> [Prompt]:
Answer with one number: how many lines have "Output".

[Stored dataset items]
------------------------------

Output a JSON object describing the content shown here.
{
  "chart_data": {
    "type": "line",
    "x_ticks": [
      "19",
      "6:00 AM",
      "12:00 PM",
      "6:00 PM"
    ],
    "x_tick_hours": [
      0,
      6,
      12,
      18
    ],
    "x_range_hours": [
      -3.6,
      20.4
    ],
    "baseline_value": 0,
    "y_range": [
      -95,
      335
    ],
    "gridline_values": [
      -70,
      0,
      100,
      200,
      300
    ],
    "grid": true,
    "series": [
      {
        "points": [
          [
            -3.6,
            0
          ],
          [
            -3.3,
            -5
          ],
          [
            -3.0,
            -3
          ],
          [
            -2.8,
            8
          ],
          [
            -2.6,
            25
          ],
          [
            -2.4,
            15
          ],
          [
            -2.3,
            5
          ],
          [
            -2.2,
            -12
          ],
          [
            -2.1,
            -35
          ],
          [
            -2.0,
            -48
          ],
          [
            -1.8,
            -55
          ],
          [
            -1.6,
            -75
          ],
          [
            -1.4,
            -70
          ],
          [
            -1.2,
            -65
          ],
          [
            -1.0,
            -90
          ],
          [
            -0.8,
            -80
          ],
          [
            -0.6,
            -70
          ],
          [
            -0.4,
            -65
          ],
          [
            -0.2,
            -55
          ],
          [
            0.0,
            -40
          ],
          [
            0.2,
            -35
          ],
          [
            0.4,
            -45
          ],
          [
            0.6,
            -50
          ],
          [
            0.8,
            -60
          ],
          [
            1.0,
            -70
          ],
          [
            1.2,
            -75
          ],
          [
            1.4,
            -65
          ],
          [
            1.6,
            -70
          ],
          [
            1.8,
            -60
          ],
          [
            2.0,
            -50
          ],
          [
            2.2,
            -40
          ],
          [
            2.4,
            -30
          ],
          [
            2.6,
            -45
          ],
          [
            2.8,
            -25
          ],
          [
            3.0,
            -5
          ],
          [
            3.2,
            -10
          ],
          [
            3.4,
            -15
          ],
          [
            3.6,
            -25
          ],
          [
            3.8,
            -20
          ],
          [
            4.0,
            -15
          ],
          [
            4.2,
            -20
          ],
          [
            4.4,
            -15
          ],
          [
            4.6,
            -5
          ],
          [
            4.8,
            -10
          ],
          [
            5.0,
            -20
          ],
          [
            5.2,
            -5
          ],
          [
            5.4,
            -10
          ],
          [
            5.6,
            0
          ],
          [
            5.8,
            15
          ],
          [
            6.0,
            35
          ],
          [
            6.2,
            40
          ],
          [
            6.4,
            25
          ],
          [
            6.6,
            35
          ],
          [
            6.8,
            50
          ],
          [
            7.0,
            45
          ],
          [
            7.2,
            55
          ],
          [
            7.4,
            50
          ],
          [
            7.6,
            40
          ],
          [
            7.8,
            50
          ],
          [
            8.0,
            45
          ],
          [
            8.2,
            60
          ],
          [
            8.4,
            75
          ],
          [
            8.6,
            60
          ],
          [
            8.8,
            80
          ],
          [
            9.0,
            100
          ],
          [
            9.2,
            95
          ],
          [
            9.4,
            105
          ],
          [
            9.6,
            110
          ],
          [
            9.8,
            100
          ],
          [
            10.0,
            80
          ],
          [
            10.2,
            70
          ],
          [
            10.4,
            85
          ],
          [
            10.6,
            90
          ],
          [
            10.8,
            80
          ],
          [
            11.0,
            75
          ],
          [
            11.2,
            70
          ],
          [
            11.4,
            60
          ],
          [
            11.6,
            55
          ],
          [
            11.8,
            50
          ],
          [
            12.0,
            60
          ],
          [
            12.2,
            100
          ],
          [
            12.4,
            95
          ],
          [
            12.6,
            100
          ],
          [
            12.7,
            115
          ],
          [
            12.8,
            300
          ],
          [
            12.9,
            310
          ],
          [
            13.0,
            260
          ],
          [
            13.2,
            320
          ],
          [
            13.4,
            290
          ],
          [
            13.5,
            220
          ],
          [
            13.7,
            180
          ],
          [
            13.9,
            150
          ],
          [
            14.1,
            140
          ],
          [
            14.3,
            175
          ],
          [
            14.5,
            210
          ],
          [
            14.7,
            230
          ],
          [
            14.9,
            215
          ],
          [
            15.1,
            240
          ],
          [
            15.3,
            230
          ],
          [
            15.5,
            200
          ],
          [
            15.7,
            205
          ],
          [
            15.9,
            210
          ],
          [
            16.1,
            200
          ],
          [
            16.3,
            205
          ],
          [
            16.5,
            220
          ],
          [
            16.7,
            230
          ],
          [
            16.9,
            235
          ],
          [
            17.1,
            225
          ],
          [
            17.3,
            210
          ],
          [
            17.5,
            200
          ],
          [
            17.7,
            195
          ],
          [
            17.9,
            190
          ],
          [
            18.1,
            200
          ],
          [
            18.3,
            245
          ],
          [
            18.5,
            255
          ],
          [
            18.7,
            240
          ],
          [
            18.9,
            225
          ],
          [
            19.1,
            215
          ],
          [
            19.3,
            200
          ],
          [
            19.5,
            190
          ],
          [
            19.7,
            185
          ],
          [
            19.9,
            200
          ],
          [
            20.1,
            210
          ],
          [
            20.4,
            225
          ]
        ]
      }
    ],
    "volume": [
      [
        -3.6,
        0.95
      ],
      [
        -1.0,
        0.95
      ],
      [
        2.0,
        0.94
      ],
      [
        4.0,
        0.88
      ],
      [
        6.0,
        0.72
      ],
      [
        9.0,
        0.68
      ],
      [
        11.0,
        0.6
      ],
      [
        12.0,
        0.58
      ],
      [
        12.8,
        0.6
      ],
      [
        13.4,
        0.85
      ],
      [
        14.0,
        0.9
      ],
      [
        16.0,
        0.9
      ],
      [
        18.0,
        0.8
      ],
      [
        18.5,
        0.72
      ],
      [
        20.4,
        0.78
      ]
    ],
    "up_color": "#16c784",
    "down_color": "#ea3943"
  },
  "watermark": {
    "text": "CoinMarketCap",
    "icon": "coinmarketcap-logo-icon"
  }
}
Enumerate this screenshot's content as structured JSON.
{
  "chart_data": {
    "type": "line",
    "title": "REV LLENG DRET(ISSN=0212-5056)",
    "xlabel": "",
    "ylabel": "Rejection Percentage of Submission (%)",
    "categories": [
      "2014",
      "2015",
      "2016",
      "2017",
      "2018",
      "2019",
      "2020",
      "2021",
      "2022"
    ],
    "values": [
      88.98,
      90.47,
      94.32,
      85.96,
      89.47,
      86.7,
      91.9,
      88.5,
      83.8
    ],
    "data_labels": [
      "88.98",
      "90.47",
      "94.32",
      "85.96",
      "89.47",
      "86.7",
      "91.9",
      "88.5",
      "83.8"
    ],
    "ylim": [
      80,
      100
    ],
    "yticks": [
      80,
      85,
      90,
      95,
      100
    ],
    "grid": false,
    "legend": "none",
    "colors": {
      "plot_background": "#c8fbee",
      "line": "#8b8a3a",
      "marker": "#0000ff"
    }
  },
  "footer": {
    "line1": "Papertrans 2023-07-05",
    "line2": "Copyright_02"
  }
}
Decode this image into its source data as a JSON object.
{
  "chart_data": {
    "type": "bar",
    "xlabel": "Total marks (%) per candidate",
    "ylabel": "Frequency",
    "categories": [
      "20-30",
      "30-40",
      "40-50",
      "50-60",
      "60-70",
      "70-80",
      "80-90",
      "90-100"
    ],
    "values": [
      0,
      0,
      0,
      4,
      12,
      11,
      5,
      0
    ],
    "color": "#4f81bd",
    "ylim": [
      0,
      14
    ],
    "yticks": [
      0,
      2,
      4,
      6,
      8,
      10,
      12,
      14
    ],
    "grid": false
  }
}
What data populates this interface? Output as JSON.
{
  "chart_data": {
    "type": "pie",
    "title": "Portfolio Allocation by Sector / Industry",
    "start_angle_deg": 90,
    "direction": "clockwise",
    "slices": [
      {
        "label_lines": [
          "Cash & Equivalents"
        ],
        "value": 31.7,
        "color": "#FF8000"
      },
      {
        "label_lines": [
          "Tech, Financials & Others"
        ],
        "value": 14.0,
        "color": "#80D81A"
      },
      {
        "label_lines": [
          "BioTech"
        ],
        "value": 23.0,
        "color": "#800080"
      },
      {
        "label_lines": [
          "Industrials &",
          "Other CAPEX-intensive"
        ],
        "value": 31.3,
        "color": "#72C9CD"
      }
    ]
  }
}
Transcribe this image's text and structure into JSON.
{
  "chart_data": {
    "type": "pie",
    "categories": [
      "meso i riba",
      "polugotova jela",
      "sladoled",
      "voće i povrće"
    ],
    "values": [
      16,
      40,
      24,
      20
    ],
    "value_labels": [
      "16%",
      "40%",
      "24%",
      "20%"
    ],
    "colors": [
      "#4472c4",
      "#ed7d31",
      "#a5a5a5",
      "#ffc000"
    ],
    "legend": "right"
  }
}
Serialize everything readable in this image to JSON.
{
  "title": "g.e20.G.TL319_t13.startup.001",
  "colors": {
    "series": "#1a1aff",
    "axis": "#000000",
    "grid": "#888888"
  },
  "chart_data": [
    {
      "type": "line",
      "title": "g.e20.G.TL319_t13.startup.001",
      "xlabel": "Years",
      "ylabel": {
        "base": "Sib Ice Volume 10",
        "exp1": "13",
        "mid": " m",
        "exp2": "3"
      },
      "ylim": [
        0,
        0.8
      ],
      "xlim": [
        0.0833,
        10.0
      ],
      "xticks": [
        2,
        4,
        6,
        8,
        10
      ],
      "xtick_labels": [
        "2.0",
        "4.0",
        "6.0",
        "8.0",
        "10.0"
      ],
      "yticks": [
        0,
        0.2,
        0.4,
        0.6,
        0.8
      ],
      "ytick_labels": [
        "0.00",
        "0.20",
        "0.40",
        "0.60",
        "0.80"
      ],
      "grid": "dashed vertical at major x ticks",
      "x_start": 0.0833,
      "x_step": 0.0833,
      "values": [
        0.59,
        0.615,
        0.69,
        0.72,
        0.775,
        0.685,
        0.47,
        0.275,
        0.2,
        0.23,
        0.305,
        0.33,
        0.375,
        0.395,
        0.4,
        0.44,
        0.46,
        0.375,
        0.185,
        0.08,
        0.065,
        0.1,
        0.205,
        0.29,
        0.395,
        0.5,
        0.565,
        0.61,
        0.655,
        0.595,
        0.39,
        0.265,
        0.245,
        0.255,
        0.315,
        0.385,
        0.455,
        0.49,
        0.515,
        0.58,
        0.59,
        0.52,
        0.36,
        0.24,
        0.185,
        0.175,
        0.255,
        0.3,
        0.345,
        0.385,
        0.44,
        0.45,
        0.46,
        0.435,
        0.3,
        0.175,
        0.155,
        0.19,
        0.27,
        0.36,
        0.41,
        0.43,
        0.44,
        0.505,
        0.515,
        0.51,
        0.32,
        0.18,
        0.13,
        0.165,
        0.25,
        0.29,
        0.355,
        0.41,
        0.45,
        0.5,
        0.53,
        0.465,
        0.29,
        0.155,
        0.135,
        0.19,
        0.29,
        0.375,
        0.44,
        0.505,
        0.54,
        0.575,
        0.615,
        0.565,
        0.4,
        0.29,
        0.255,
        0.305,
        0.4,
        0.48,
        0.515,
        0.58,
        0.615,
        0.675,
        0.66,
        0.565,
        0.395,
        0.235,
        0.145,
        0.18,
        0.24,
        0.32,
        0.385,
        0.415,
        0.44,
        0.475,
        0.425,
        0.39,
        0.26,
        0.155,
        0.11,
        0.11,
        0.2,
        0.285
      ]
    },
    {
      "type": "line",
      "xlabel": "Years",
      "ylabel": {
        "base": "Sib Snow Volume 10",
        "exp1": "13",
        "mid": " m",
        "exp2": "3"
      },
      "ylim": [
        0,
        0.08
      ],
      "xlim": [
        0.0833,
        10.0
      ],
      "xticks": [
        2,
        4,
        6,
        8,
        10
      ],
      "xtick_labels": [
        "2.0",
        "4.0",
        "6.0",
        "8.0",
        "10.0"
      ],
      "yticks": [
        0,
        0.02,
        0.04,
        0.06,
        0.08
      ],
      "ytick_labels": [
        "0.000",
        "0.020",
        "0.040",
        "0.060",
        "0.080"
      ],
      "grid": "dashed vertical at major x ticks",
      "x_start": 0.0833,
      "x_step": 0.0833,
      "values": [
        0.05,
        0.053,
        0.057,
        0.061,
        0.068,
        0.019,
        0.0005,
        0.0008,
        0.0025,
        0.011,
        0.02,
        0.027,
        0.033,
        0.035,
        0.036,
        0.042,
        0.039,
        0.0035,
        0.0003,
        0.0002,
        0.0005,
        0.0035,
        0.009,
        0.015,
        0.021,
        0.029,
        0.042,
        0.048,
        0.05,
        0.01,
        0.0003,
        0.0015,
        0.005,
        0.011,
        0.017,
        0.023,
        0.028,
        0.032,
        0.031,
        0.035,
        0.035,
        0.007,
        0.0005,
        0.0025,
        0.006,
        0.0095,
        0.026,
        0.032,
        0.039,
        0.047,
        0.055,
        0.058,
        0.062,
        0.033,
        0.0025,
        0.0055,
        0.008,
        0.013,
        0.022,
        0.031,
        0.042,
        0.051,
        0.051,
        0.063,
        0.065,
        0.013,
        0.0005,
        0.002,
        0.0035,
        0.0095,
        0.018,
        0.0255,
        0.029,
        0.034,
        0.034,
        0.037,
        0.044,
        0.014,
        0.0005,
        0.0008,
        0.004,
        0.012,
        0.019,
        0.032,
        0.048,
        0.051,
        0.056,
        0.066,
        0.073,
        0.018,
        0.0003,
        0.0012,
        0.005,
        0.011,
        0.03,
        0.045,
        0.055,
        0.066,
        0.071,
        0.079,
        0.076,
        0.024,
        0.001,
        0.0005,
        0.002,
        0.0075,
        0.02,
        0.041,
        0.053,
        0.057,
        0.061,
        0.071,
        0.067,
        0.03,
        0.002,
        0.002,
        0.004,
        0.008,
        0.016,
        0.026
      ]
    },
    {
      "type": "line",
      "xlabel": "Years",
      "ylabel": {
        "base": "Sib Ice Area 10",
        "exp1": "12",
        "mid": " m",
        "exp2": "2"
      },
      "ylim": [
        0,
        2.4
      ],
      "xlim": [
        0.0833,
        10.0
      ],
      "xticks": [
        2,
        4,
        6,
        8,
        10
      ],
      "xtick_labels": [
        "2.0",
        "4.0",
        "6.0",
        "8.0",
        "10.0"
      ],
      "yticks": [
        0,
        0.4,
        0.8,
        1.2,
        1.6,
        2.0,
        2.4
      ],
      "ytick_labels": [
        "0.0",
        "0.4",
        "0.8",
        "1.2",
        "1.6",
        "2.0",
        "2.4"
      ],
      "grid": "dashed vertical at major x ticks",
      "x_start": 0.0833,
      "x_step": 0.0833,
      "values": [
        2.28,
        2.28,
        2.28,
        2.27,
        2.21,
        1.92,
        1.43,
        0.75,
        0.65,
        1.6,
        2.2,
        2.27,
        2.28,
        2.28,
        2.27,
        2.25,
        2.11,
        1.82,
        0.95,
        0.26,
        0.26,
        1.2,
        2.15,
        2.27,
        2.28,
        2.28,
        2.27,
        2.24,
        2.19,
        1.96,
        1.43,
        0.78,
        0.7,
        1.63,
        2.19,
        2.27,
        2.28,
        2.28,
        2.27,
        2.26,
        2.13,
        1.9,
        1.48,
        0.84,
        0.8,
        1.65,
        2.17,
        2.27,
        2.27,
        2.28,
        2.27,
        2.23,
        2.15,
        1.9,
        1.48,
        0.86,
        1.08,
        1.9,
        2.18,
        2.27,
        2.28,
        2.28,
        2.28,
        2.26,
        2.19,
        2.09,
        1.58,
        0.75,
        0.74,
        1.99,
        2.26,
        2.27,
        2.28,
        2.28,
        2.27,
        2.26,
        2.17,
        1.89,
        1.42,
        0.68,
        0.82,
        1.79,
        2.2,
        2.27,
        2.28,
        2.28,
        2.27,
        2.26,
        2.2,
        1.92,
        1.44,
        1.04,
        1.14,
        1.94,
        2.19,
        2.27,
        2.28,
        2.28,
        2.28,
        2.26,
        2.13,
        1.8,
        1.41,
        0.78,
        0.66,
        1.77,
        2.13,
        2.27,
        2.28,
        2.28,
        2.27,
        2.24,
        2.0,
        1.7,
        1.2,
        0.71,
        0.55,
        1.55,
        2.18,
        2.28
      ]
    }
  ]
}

------------------------------

> [Finished task]:
2